══ Documento de origem

A Porsche reconheceu abertamente que cometeu um erro ao apostar numa versão 100% elétrica para a nova geração do seu SUV compacto, o Macan. A marca alemã está agora a preparar um novo modelo com motor de combustão para o mesmo segmento, que deverá chegar antes do final de 2028.
O “mea culpa” foi feito pelo então CEO Oliver Blume, que (coincidência ou talvez não) deixou o cargo no início de 2026, numa entrevista ao jornal alemão Frankfurter Allgemeine Zeitung. “Estávamos errados sobre o Macan”, afirmou Blume, referindo-se à decisão tomada em 2019 de descontinuar o Macan a gasolina e substituí-lo por um modelo exclusivamente elétrico, lançado no início de 2024.
“Com base nos dados da época, teríamos tomado a mesma decisão”, explicou o ex-responsável, “mas a situação hoje é diferente. Estamos a responder adicionando motores de combustão e híbridos”. Blume atribuiu o revés a uma procura mais fraca do que o esperado por veículos elétricos de luxo e a alguns obstáculos regulatórios.
Para corrigir a estratégia, a Porsche vai lançar um novo crossover compacto com motorização tradicional, mas que não terá o nome ‘Macan’. O modelo, descrito por Blume como “muito, muito típico Porsche” e deliberadamente distinto do Macan EV, chegará até 2028. Espera-se que utilize a arquitetura Premium Platform Combustion do Grupo Volkswagen, a mesma da atual Audi Q5, e que se posicione abaixo do Cayenne na gama.

════

Perguntas:
1) Transcreva, do texto sobre o Macan, o trecho que abre com as palavras "Para corrigir a" e fecha com "Cayenne na gama.".
2) Passe para inglês esta frase do texto sobre o Macan: "Blume atribuiu o revés a uma procura mais fraca do que o esperado por veículos elétricos de luxo e a alguns obstáculos regulatórios."

══ Linhas listadas

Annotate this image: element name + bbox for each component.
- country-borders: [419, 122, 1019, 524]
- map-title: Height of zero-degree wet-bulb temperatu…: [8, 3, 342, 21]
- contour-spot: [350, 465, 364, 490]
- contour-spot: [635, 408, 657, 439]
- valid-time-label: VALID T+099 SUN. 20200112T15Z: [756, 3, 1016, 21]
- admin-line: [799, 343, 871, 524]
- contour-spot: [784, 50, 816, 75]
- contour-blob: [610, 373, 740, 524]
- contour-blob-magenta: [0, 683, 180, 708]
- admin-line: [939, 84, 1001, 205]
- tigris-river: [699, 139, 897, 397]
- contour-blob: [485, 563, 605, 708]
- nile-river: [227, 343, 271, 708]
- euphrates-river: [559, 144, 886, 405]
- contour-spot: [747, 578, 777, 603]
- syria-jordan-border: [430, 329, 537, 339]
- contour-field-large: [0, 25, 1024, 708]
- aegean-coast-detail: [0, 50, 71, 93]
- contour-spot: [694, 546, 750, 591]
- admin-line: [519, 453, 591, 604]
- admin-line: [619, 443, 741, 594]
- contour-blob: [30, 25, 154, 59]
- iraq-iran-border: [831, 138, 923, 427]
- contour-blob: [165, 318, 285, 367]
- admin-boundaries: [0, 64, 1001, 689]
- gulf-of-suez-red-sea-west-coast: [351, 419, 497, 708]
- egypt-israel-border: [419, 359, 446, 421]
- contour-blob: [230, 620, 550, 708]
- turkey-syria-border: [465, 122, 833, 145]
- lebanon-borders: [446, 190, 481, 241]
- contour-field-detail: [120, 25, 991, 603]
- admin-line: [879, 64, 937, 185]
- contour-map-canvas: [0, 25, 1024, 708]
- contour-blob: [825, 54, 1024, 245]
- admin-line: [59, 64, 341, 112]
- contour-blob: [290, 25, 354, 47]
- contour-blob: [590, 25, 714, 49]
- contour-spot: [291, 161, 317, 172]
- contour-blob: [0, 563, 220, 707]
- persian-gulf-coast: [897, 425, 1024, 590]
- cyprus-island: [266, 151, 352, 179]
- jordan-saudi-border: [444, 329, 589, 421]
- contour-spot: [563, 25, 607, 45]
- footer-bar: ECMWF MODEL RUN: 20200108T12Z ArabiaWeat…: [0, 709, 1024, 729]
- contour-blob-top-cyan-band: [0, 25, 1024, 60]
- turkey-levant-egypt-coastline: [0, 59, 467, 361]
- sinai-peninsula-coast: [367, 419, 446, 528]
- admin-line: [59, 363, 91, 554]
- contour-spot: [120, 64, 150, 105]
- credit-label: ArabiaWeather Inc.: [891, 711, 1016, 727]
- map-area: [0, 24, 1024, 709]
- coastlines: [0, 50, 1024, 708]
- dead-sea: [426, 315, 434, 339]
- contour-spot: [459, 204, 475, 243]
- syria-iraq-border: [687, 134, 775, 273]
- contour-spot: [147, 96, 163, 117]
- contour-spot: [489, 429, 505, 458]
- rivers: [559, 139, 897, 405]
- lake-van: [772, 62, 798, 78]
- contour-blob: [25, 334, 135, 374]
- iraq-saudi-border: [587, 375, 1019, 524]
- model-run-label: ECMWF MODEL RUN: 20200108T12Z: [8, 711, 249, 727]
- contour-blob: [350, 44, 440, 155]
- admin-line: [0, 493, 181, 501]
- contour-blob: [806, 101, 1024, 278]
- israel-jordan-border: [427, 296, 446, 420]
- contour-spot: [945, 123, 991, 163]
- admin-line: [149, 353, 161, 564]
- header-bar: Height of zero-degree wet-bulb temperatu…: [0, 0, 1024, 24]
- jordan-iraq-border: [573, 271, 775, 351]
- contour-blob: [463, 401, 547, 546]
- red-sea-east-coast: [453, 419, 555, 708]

════

Soluções por ordem:
1)
Para corrigir a estratégia, a Porsche vai lançar um novo crossover compacto com motorização tradicional, mas que não terá o nome ‘Macan’. O modelo, descrito por Blume como “muito, muito típico Porsche” e deliberadamente distinto do Macan EV, chegará até 2028. Espera-se que utilize a arquitetura Premium Platform Combustion do Grupo Volkswagen, a mesma da atual Audi Q5, e que se posicione abaixo do Cayenne na gama.

2) Blume attributed the setback to weaker-than-expected demand for luxury electric vehicles and to some regulatory obstacles.